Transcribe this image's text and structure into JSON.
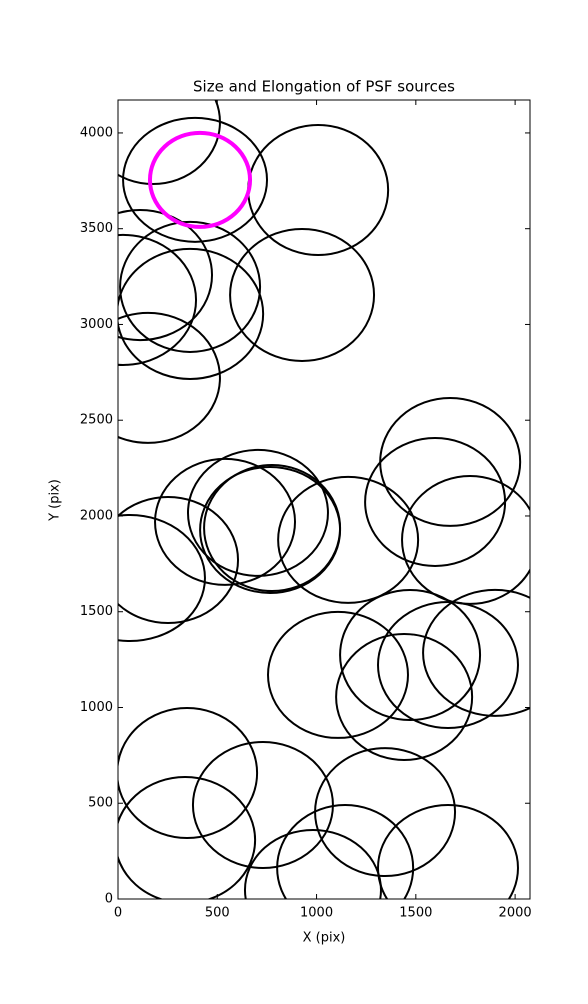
{
  "chart_data": {
    "type": "ellipse",
    "title": "Size and Elongation of PSF sources",
    "xlabel": "X (pix)",
    "ylabel": "Y (pix)",
    "xlim": [
      0,
      2075
    ],
    "ylim": [
      0,
      4172
    ],
    "xticks": [
      0,
      500,
      1000,
      1500,
      2000
    ],
    "yticks": [
      0,
      500,
      1000,
      1500,
      2000,
      2500,
      3000,
      3500,
      4000
    ],
    "series": [
      {
        "color": "#000000",
        "x": [
          176,
          388,
          1008,
          111,
          363,
          363,
          25,
          151,
          927,
          1673,
          1597,
          1773,
          539,
          252,
          60,
          705,
          766,
          776,
          1159,
          1899,
          1471,
          1662,
          1441,
          1108,
          348,
          338,
          730,
          1345,
          1144,
          982,
          1662
        ],
        "y": [
          4057,
          3755,
          3702,
          3258,
          3196,
          3055,
          3128,
          2721,
          3154,
          2282,
          2073,
          1875,
          1969,
          1770,
          1676,
          2016,
          1927,
          1937,
          1875,
          1285,
          1274,
          1222,
          1055,
          1170,
          658,
          308,
          491,
          454,
          162,
          47,
          162
        ],
        "widths": [
          675,
          725,
          705,
          725,
          705,
          736,
          736,
          725,
          725,
          705,
          705,
          685,
          705,
          705,
          756,
          705,
          705,
          685,
          705,
          725,
          705,
          705,
          685,
          705,
          705,
          705,
          705,
          705,
          685,
          685,
          705
        ],
        "heights": [
          647,
          647,
          679,
          679,
          679,
          679,
          679,
          679,
          689,
          668,
          668,
          668,
          658,
          658,
          658,
          658,
          658,
          658,
          658,
          658,
          679,
          658,
          658,
          658,
          679,
          658,
          658,
          668,
          658,
          627,
          658
        ]
      },
      {
        "color": "#ff00ff",
        "x": [
          413
        ],
        "y": [
          3755
        ],
        "widths": [
          504
        ],
        "heights": [
          491
        ]
      }
    ]
  }
}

# # # #

JOB:
The records above should be reproduced exactly, with no pictures included.

REPLY:
Transcribe this image's text and structure into JSON.
{
  "chart_data": {
    "type": "ellipse",
    "title": "Size and Elongation of PSF sources",
    "xlabel": "X (pix)",
    "ylabel": "Y (pix)",
    "xlim": [
      0,
      2075
    ],
    "ylim": [
      0,
      4172
    ],
    "xticks": [
      0,
      500,
      1000,
      1500,
      2000
    ],
    "yticks": [
      0,
      500,
      1000,
      1500,
      2000,
      2500,
      3000,
      3500,
      4000
    ],
    "series": [
      {
        "color": "#000000",
        "x": [
          176,
          388,
          1008,
          111,
          363,
          363,
          25,
          151,
          927,
          1673,
          1597,
          1773,
          539,
          252,
          60,
          705,
          766,
          776,
          1159,
          1899,
          1471,
          1662,
          1441,
          1108,
          348,
          338,
          730,
          1345,
          1144,
          982,
          1662
        ],
        "y": [
          4057,
          3755,
          3702,
          3258,
          3196,
          3055,
          3128,
          2721,
          3154,
          2282,
          2073,
          1875,
          1969,
          1770,
          1676,
          2016,
          1927,
          1937,
          1875,
          1285,
          1274,
          1222,
          1055,
          1170,
          658,
          308,
          491,
          454,
          162,
          47,
          162
        ],
        "widths": [
          675,
          725,
          705,
          725,
          705,
          736,
          736,
          725,
          725,
          705,
          705,
          685,
          705,
          705,
          756,
          705,
          705,
          685,
          705,
          725,
          705,
          705,
          685,
          705,
          705,
          705,
          705,
          705,
          685,
          685,
          705
        ],
        "heights": [
          647,
          647,
          679,
          679,
          679,
          679,
          679,
          679,
          689,
          668,
          668,
          668,
          658,
          658,
          658,
          658,
          658,
          658,
          658,
          658,
          679,
          658,
          658,
          658,
          679,
          658,
          658,
          668,
          658,
          627,
          658
        ]
      },
      {
        "color": "#ff00ff",
        "x": [
          413
        ],
        "y": [
          3755
        ],
        "widths": [
          504
        ],
        "heights": [
          491
        ]
      }
    ]
  }
}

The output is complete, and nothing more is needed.